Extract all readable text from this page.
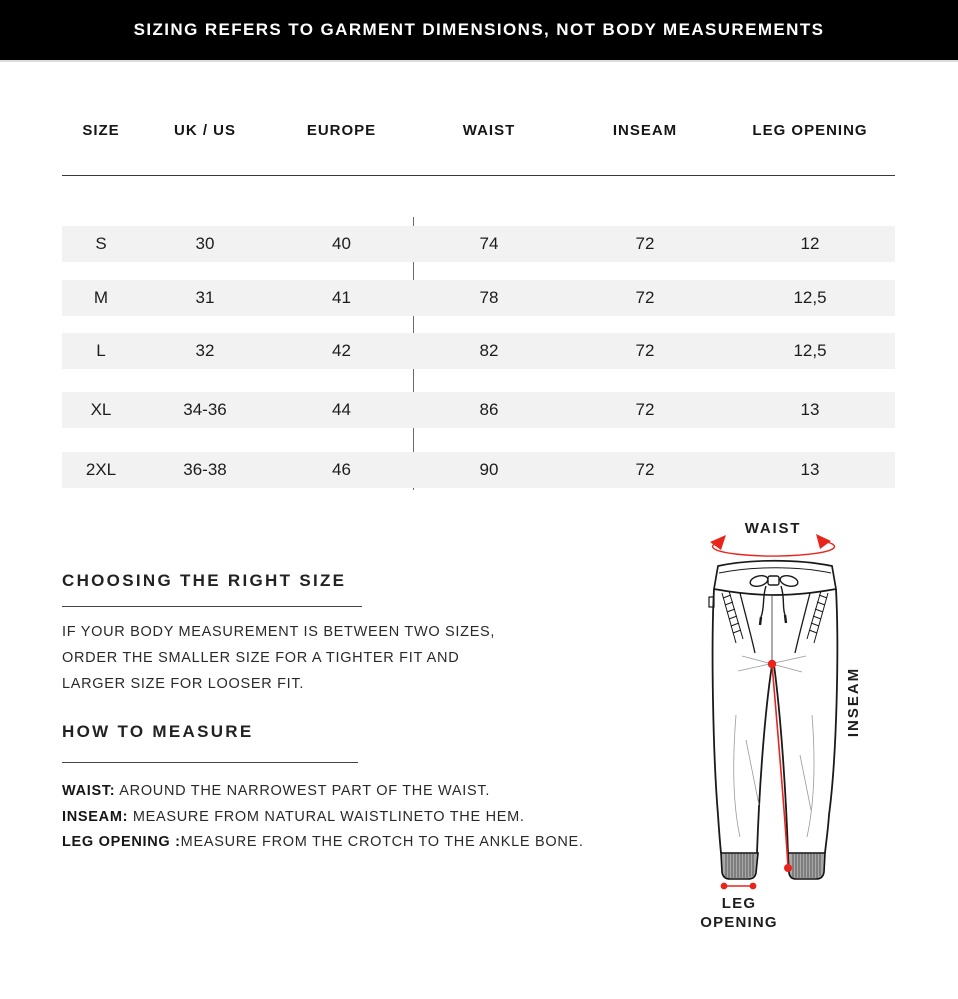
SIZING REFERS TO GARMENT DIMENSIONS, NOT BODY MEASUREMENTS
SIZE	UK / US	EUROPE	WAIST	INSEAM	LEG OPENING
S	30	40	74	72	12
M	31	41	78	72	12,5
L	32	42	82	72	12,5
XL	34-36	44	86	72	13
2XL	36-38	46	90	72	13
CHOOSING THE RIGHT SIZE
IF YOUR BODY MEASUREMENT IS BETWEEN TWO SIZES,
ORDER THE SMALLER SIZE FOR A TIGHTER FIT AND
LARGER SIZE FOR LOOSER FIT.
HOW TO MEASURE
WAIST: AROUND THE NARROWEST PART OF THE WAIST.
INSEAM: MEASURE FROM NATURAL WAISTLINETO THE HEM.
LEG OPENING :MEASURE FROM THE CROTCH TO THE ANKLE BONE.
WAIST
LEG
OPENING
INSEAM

• • •

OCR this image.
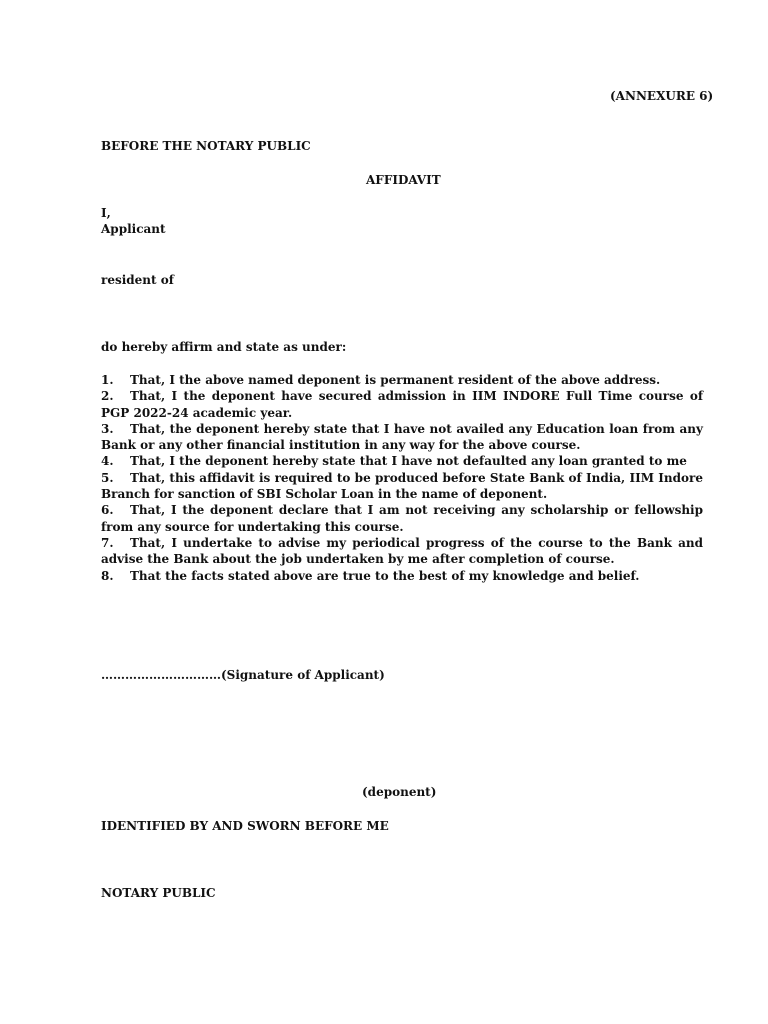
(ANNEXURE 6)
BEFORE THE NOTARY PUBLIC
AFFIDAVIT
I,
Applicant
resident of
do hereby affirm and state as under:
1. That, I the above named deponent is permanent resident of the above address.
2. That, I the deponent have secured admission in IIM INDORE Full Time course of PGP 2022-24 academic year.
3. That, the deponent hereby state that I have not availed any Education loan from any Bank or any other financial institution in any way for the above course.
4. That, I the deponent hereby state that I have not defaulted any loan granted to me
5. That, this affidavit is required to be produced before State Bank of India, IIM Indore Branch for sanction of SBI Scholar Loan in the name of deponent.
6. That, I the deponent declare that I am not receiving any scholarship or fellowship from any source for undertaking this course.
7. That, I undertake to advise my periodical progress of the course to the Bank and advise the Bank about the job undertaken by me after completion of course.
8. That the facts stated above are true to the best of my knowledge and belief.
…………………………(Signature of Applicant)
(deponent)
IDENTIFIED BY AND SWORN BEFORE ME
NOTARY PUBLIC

• • •

**Problem**. Each line containing the word "resident" counts once; report the total alone.

**Exercise output**. 2